Excerpted passage:
----------

Abstract: A CONTROL UNIT TO REPRESENT AT LEAST ONE DOCUMENT IN AN INTERACTION GRAPH REPRESENTATION AND A METHOD THEREOF ABSTRACT The control unit 10 combines all sentences of at least one document 12 into a format 14 for extracting multiple key words and connects the extracted key words by an edge when a pair of the key word co-occur in at least one sentence. It detects a concept by using a community detection technique for creating a pseudo graph 16, where the concept refers to a correlated pair of keywords. It determines a dominant direction of the edges drawn between the detected concepts and generate an undirected concept interaction graph (CIG) 18 from the detected concepts. It assigns each detected concept to a node for constructing an undirected weighted edge between the nodes. The control unit assigns the sentences of the document to respective nodes. The control unit generates a mixed -weighted concept interaction graph (MCIG) from the CIG and the directed weighted edges drawn between the detected concepts/ nodes. (FIGURES 1 &2)
Description:Complete Specification:
The following specification describes and ascertains the nature of this invention and the manner in which it is to be performed:
[0001] Field of the invention:
The invention is related to a control unit to represent at least one document in an interaction graph representation and a method thereof.
[0002] Background of the invention:
Instructional Documents are the procedural documents in which the sentences have a defined sequence of information. For example, Recipes, Do-It-Yourself (DIY), Repair Manuals etc. have sequential instructions. Semantic representation and analysis of Instructional documents is vital for NLP applications such as document retrieval, question-answering systems, etc. Interoperability among heterogeneous data organizations uses traditional approaches (like TF-IDF, LDA, etc.) that mainly focus on short text snippets whereas deep neural networks (like RNNs, CNNs, etc.) miss out on the structural information present in long domain-specific instructional documents. The present invention provides a solution for this.
.

----------

Source data

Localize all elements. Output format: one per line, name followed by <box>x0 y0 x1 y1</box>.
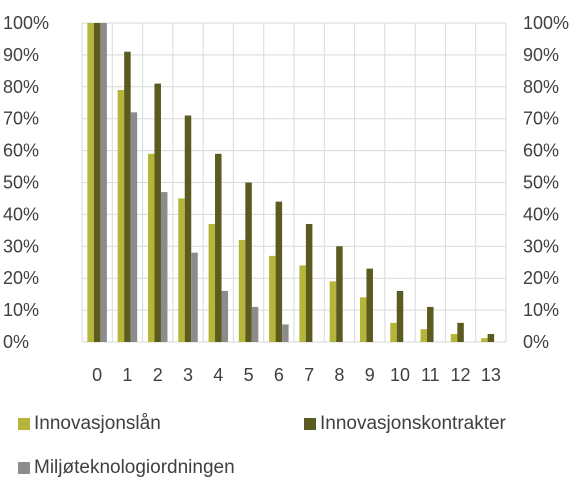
y-tick-right-8: 80% <box>523 77 559 97</box>
y-tick-right-3: 30% <box>523 236 559 256</box>
bar-s1-c0 <box>93 23 101 342</box>
y-tick-left-2: 20% <box>3 268 39 288</box>
legend-item-miljoteknologiordningen: Miljøteknologiordningen <box>18 457 235 479</box>
x-tick-9: 9 <box>365 365 375 385</box>
legend-swatch-innovasjonslan <box>18 418 30 430</box>
x-tick-13: 13 <box>481 365 501 385</box>
bar-s0-c4 <box>208 223 216 342</box>
x-tick-1: 1 <box>122 365 132 385</box>
bar-s1-c6 <box>275 201 283 342</box>
y-tick-right-7: 70% <box>523 109 559 129</box>
bar-s1-c9 <box>366 268 373 342</box>
legend-label-miljoteknologiordningen: Miljøteknologiordningen <box>34 457 235 478</box>
bar-s1-c13 <box>487 334 495 342</box>
y-tick-left-3: 30% <box>3 236 39 256</box>
bar-s0-c11 <box>420 329 428 342</box>
y-tick-left-10: 100% <box>3 13 49 33</box>
y-tick-left-0: 0% <box>3 332 29 352</box>
bar-s1-c1 <box>124 51 131 343</box>
legend-item-innovasjonskontrakter: Innovasjonskontrakter <box>304 413 506 435</box>
bar-s0-c13 <box>481 338 488 342</box>
x-tick-5: 5 <box>244 365 254 385</box>
y-tick-right-5: 50% <box>523 173 559 193</box>
x-tick-4: 4 <box>213 365 223 385</box>
bar-s2-c5 <box>251 306 259 342</box>
x-tick-11: 11 <box>421 365 440 385</box>
bar-s1-c7 <box>305 223 313 342</box>
bar-s0-c2 <box>147 153 155 342</box>
x-tick-2: 2 <box>153 365 163 385</box>
y-tick-right-9: 90% <box>523 45 559 65</box>
y-tick-right-1: 10% <box>523 300 559 320</box>
bar-s2-c4 <box>221 290 229 342</box>
bar-s0-c6 <box>269 255 276 342</box>
bar-s2-c1 <box>130 112 138 342</box>
y-tick-left-7: 70% <box>3 109 39 129</box>
y-tick-left-6: 60% <box>3 141 39 161</box>
x-tick-3: 3 <box>183 365 193 385</box>
y-tick-right-0: 0% <box>523 332 549 352</box>
y-tick-left-5: 50% <box>3 173 39 193</box>
x-tick-12: 12 <box>451 365 471 385</box>
legend-label-innovasjonskontrakter: Innovasjonskontrakter <box>320 413 506 434</box>
bar-s1-c10 <box>396 290 404 342</box>
bar-s1-c5 <box>245 182 252 342</box>
x-tick-7: 7 <box>304 365 314 385</box>
legend-swatch-miljoteknologiordningen <box>18 462 30 474</box>
bar-s0-c5 <box>238 239 246 342</box>
bar-s2-c0 <box>100 23 107 342</box>
y-tick-left-1: 10% <box>3 300 39 320</box>
bar-s2-c2 <box>160 192 168 342</box>
bar-s1-c11 <box>427 306 434 342</box>
bar-s1-c2 <box>154 83 161 343</box>
x-tick-0: 0 <box>92 365 102 385</box>
y-tick-left-4: 40% <box>3 204 39 224</box>
bar-s1-c12 <box>457 322 464 342</box>
y-tick-left-8: 80% <box>3 77 39 97</box>
y-tick-right-10: 100% <box>523 13 569 33</box>
bar-s1-c8 <box>336 246 343 342</box>
bar-s1-c4 <box>215 153 222 342</box>
legend-item-innovasjonslan: Innovasjonslån <box>18 413 161 435</box>
y-tick-left-9: 90% <box>3 45 39 65</box>
y-tick-right-6: 60% <box>523 141 559 161</box>
bar-s0-c10 <box>390 322 397 342</box>
x-tick-10: 10 <box>390 365 410 385</box>
bar-s0-c3 <box>178 198 185 342</box>
bar-s2-c3 <box>191 252 198 342</box>
bar-s1-c3 <box>184 115 192 342</box>
legend-swatch-innovasjonskontrakter <box>304 418 316 430</box>
x-tick-8: 8 <box>334 365 344 385</box>
y-tick-right-4: 40% <box>523 204 559 224</box>
bar-s0-c9 <box>359 297 367 342</box>
bar-s0-c1 <box>117 89 125 343</box>
x-tick-6: 6 <box>274 365 284 385</box>
bar-s2-c6 <box>282 324 289 342</box>
bar-s0-c7 <box>299 265 306 342</box>
y-tick-right-2: 20% <box>523 268 559 288</box>
legend-label-innovasjonslan: Innovasjonslån <box>34 413 161 434</box>
bar-s0-c8 <box>329 281 337 342</box>
bar-s0-c12 <box>450 334 458 342</box>
bar-s0-c0 <box>87 23 94 342</box>
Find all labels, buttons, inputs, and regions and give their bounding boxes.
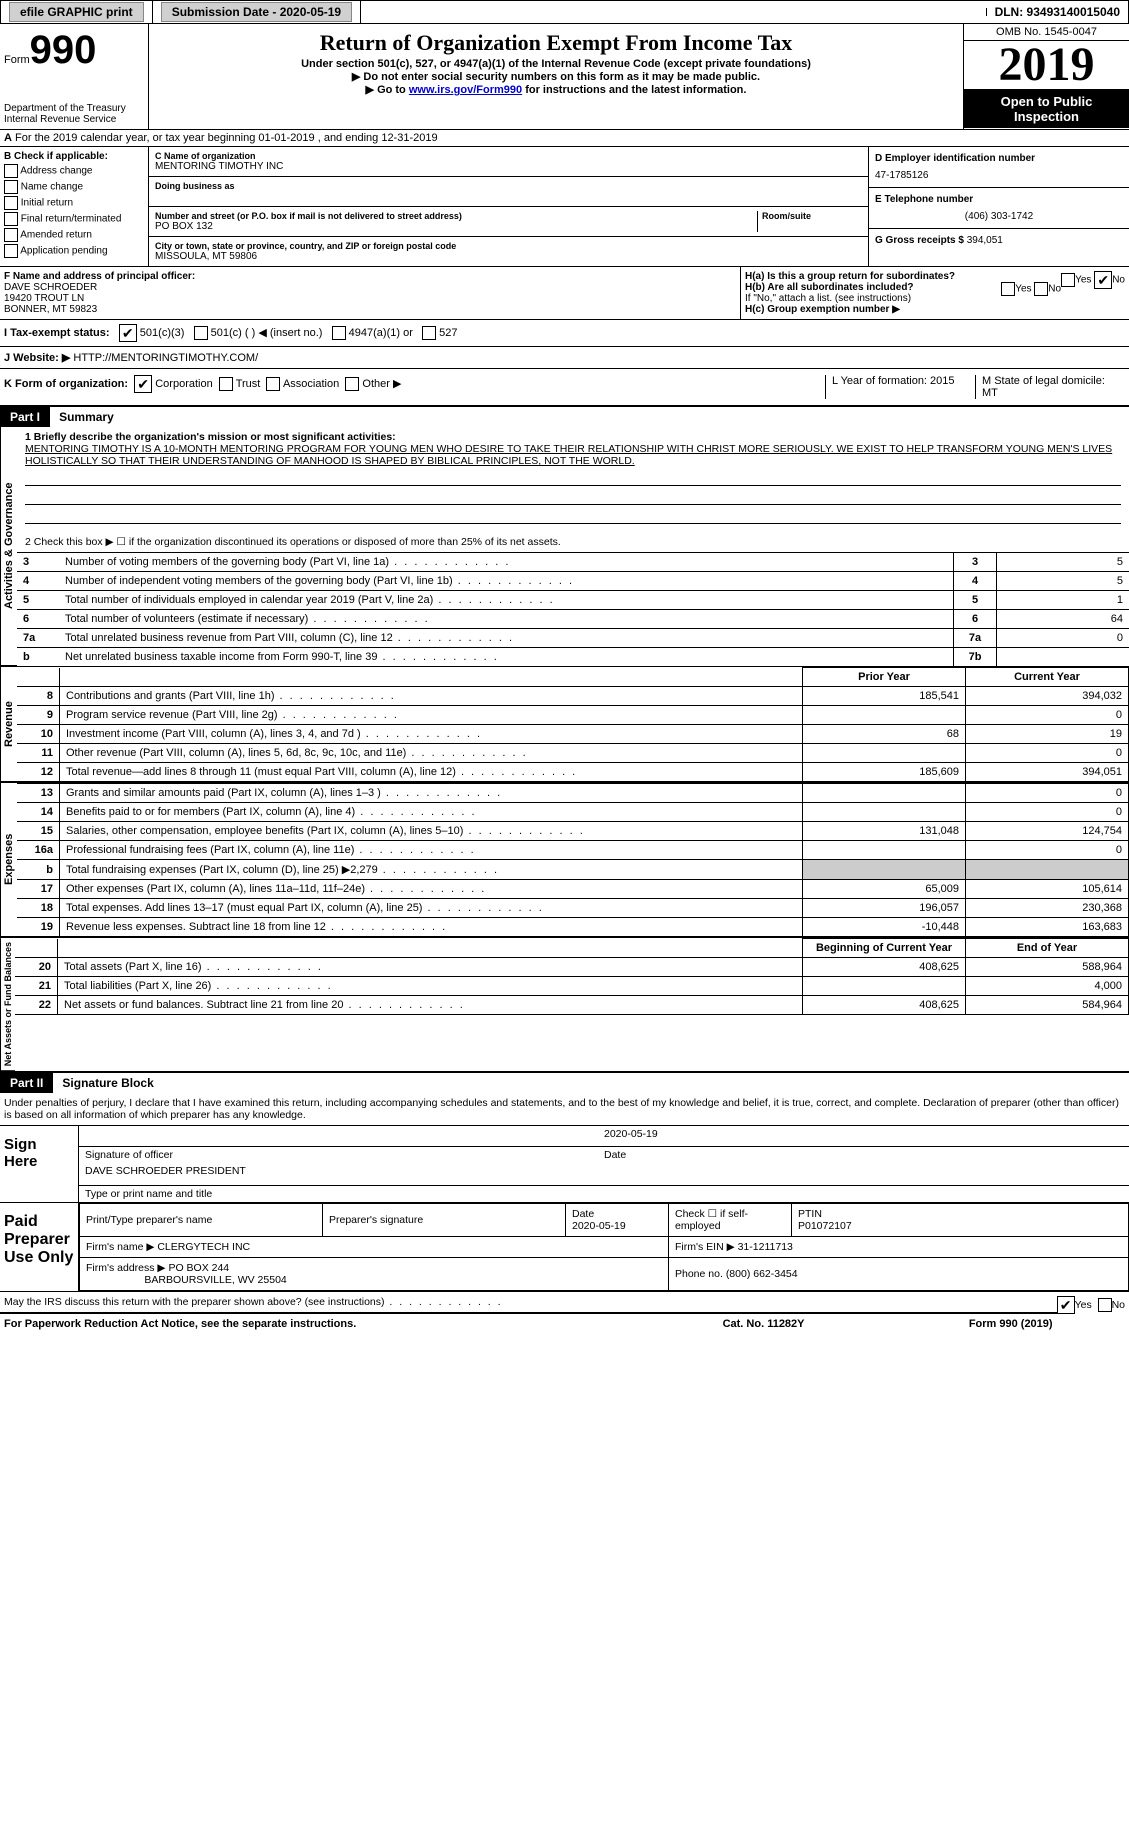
firm-name: CLERGYTECH INC	[157, 1241, 250, 1253]
row-i: I Tax-exempt status: 501(c)(3) 501(c) ( …	[0, 320, 1129, 347]
expenses-table: 13Grants and similar amounts paid (Part …	[17, 783, 1129, 937]
hc-label: H(c) Group exemption number ▶	[745, 304, 900, 315]
sig-officer-label: Signature of officer	[85, 1149, 604, 1161]
officer-addr2: BONNER, MT 59823	[4, 304, 736, 315]
efile-label: efile GRAPHIC print	[9, 2, 144, 22]
officer-label: F Name and address of principal officer:	[4, 271, 736, 282]
name-title-label: Type or print name and title	[85, 1188, 1123, 1200]
form-header: Form990 Department of the Treasury Inter…	[0, 24, 1129, 130]
firm-addr: PO BOX 244	[168, 1262, 229, 1274]
website: HTTP://MENTORINGTIMOTHY.COM/	[73, 352, 258, 364]
mission-text: MENTORING TIMOTHY IS A 10-MONTH MENTORIN…	[25, 443, 1121, 467]
gross-label: G Gross receipts $	[875, 235, 964, 246]
state-domicile: M State of legal domicile: MT	[975, 375, 1125, 399]
tax-year: 2019	[964, 41, 1129, 90]
vert-netassets: Net Assets or Fund Balances	[0, 938, 15, 1071]
form-ref: Form 990 (2019)	[903, 1318, 1053, 1330]
telephone: (406) 303-1742	[875, 211, 1123, 222]
tel-label: E Telephone number	[875, 194, 1123, 205]
form-title: Return of Organization Exempt From Incom…	[153, 30, 959, 56]
netassets-table: Beginning of Current YearEnd of Year 20T…	[15, 938, 1129, 1015]
firm-addr2: BARBOURSVILLE, WV 25504	[144, 1274, 286, 1286]
declaration: Under penalties of perjury, I declare th…	[0, 1093, 1129, 1126]
subtitle-3-prefix: ▶ Go to	[366, 84, 409, 96]
discuss-row: May the IRS discuss this return with the…	[0, 1292, 1129, 1312]
check-self-employed: Check ☐ if self-employed	[669, 1204, 792, 1237]
dln: DLN: 93493140015040	[987, 1, 1128, 23]
governance-table: 3Number of voting members of the governi…	[17, 552, 1129, 666]
inspection-label: Open to Public Inspection	[964, 90, 1129, 128]
revenue-table: Prior YearCurrent Year 8Contributions an…	[17, 667, 1129, 782]
cat-no: Cat. No. 11282Y	[723, 1318, 903, 1330]
part-1-header: Part I Summary	[0, 407, 1129, 427]
row-a-period: A For the 2019 calendar year, or tax yea…	[0, 130, 1129, 147]
prep-date: 2020-05-19	[572, 1220, 626, 1232]
checkbox-initial-return: Initial return	[4, 196, 144, 210]
sign-here-label: Sign Here	[0, 1126, 79, 1202]
sig-date: 2020-05-19	[604, 1128, 1123, 1144]
subtitle-1: Under section 501(c), 527, or 4947(a)(1)…	[153, 58, 959, 70]
paperwork-notice: For Paperwork Reduction Act Notice, see …	[4, 1318, 723, 1330]
officer-addr1: 19420 TROUT LN	[4, 293, 736, 304]
gross-receipts: 394,051	[967, 235, 1003, 246]
dept-label: Department of the Treasury Internal Reve…	[4, 103, 144, 125]
hb-note: If "No," attach a list. (see instruction…	[745, 293, 1125, 304]
checkbox-address-change: Address change	[4, 164, 144, 178]
org-name: MENTORING TIMOTHY INC	[155, 161, 862, 172]
addr: PO BOX 132	[155, 221, 753, 232]
subtitle-2: ▶ Do not enter social security numbers o…	[153, 70, 959, 83]
instructions-link[interactable]: www.irs.gov/Form990	[409, 84, 522, 96]
form-label: Form	[4, 54, 30, 66]
city: MISSOULA, MT 59806	[155, 251, 862, 262]
addr-label: Number and street (or P.O. box if mail i…	[155, 211, 753, 221]
ha-label: H(a) Is this a group return for subordin…	[745, 271, 955, 282]
vert-activities-governance: Activities & Governance	[0, 427, 17, 666]
column-b-checkboxes: B Check if applicable: Address change Na…	[0, 147, 149, 266]
checkbox-name-change: Name change	[4, 180, 144, 194]
dba-label: Doing business as	[155, 181, 862, 191]
ein: 47-1785126	[875, 170, 1123, 181]
firm-phone: (800) 662-3454	[726, 1268, 798, 1280]
form-number: 990	[30, 28, 97, 72]
date-label: Date	[604, 1149, 1123, 1161]
subtitle-3-suffix: for instructions and the latest informat…	[522, 84, 746, 96]
ptin: P01072107	[798, 1220, 852, 1232]
org-name-label: C Name of organization	[155, 151, 862, 161]
city-label: City or town, state or province, country…	[155, 241, 862, 251]
page-footer: For Paperwork Reduction Act Notice, see …	[0, 1312, 1057, 1334]
row-j: J Website: ▶ HTTP://MENTORINGTIMOTHY.COM…	[0, 347, 1129, 369]
part-2-header: Part II Signature Block	[0, 1073, 1129, 1093]
officer-name: DAVE SCHROEDER	[4, 282, 736, 293]
hb-label: H(b) Are all subordinates included?	[745, 282, 914, 293]
ein-label: D Employer identification number	[875, 153, 1123, 164]
submission-date: Submission Date - 2020-05-19	[161, 2, 352, 22]
top-bar: efile GRAPHIC print Submission Date - 20…	[0, 0, 1129, 24]
q2-checkbox-line: 2 Check this box ▶ ☐ if the organization…	[17, 532, 1129, 552]
checkbox-amended-return: Amended return	[4, 228, 144, 242]
vert-expenses: Expenses	[0, 783, 17, 937]
officer-printed: DAVE SCHROEDER PRESIDENT	[85, 1165, 1123, 1183]
mission-label: 1 Briefly describe the organization's mi…	[25, 431, 396, 443]
prep-name-label: Print/Type preparer's name	[80, 1204, 323, 1237]
vert-revenue: Revenue	[0, 667, 17, 782]
prep-sig-label: Preparer's signature	[323, 1204, 566, 1237]
room-label: Room/suite	[762, 211, 862, 221]
checkbox-application-pending: Application pending	[4, 244, 144, 258]
firm-ein: 31-1211713	[738, 1241, 793, 1253]
paid-preparer-label: Paid Preparer Use Only	[0, 1203, 79, 1291]
checkbox-final-return-terminated: Final return/terminated	[4, 212, 144, 226]
year-formation: L Year of formation: 2015	[825, 375, 975, 399]
row-k: K Form of organization: Corporation Trus…	[0, 369, 1129, 407]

----------

Required actions:
• 1. Answer these questions about the patent text on document interaction graphs.
(a) According to the abstract, when does the control unit connect a pair of extracted key words by an edge?
(b) In the abstract, what does a detected concept refer to?
(c) According to the background section, what do deep neural networks such as RNNs and CNNs miss out on?
• 2. Please carry the patent text on document interaction graphs forward from the point where it stops.

Answers to the exercises:
• 1.
(a) When the pair of key words co-occur in at least one sentence.
(b) A correlated pair of keywords.
(c) The structural information present in long domain-specific instructional documents.

• 2.
[0003] A technical paper “Matching Long Text Documents via Graph Convolutional Networks” discloses a graph approach to text matching, especially targeting long document matching, such as identifying whether two news articles report the same event in the real world, possibly with different narratives. It proposes the Concept Interaction Graph to yield a graph representation for a document, with vertices representing different concepts, each being one or a group of coherent keywords in the document, and with edges representing the interactions between different concepts, connected by sentences in the document. Based on the graph representation of document pairs, it further proposes a Siamese Encoded Graph Convolutional Network that learns vertex representations through a Siamese neural network and aggregates the vertex features though Graph Convolutional Networks to generate the matching result. Extensive evaluation of the proposed approach based on two labeled news article datasets created at Tencent for its intelligent news products show that the proposed graph approach to long document matching significantly outperforms a wide range of state-of-the-art methods.
[0004] Brief description of the accompanying drawings:
An embodiment of the disclosure is described with reference to the following accompanying drawing,
[0005] Figure 1 illustrates a control unit to represent at least one document in an interaction graph representation according to one embodiment of the invention: and
[0005] Figure 2 illustrates a flow chart of a method of representing at least one document in an interaction graph representation according to the present invention.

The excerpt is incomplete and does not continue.